## START Provided records

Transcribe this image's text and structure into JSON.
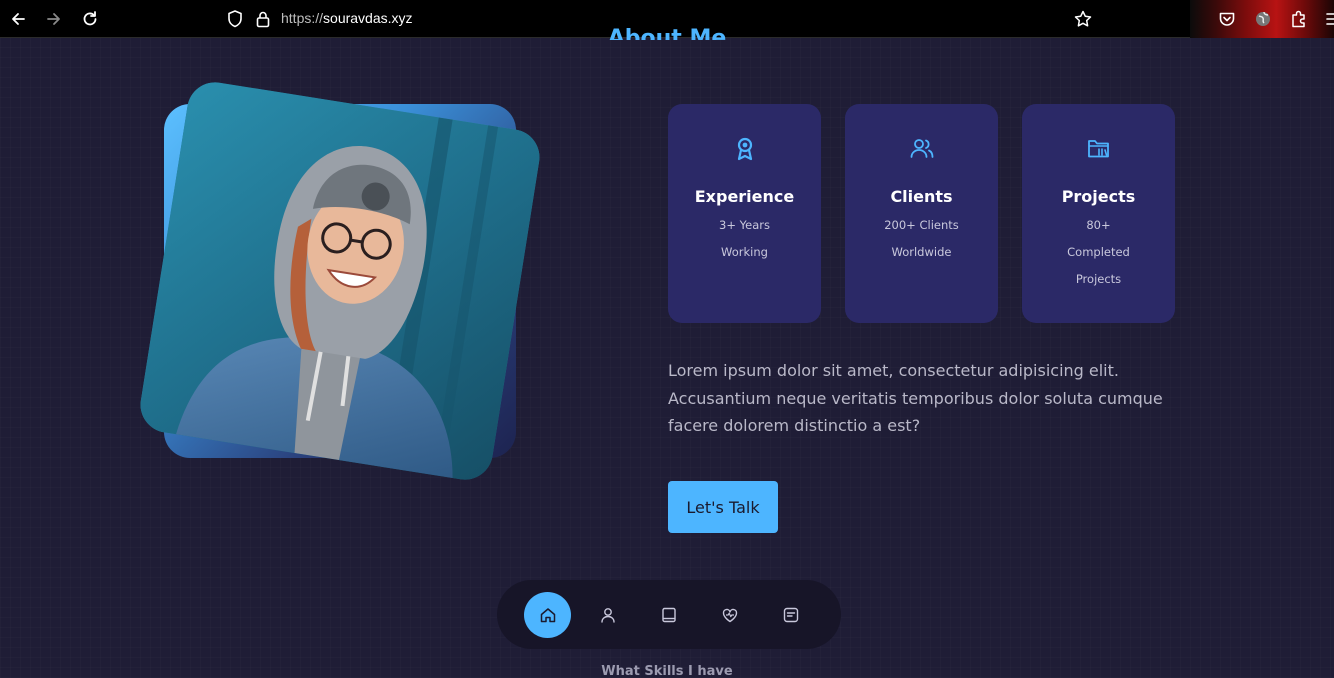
{
  "browser": {
    "url_scheme": "https://",
    "url_host": "souravdas.xyz",
    "icons": [
      "back-arrow-icon",
      "forward-arrow-icon",
      "reload-icon",
      "shield-icon",
      "lock-icon",
      "star-icon",
      "pocket-icon",
      "globe-icon",
      "extensions-icon",
      "menu-icon"
    ]
  },
  "section": {
    "heading": "About Me"
  },
  "cards": [
    {
      "icon": "award-icon",
      "title": "Experience",
      "lines": [
        "3+ Years",
        "Working"
      ]
    },
    {
      "icon": "users-icon",
      "title": "Clients",
      "lines": [
        "200+ Clients",
        "Worldwide"
      ]
    },
    {
      "icon": "folder-icon",
      "title": "Projects",
      "lines": [
        "80+",
        "Completed",
        "Projects"
      ]
    }
  ],
  "about_text": "Lorem ipsum dolor sit amet, consectetur adipisicing elit. Accusantium neque veritatis temporibus dolor soluta cumque facere dolorem distinctio a est?",
  "cta": {
    "label": "Let's Talk"
  },
  "bottom_nav": {
    "items": [
      {
        "name": "home",
        "icon": "home-icon",
        "active": true
      },
      {
        "name": "about",
        "icon": "user-icon",
        "active": false
      },
      {
        "name": "experience",
        "icon": "book-icon",
        "active": false
      },
      {
        "name": "services",
        "icon": "heart-icon",
        "active": false
      },
      {
        "name": "contact",
        "icon": "message-icon",
        "active": false
      }
    ]
  },
  "next_section": {
    "heading": "What Skills I have"
  },
  "colors": {
    "accent": "#4db5ff",
    "card_bg": "#2b2967",
    "page_bg": "#1f1d36",
    "nav_bg": "#171528"
  }
}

## END Provided records

**Task to complete:** Identify the lines above with the word "name". Copy them.

**In response:**
        "name": "home",
        "name": "about",
        "name": "experience",
        "name": "services",
        "name": "contact",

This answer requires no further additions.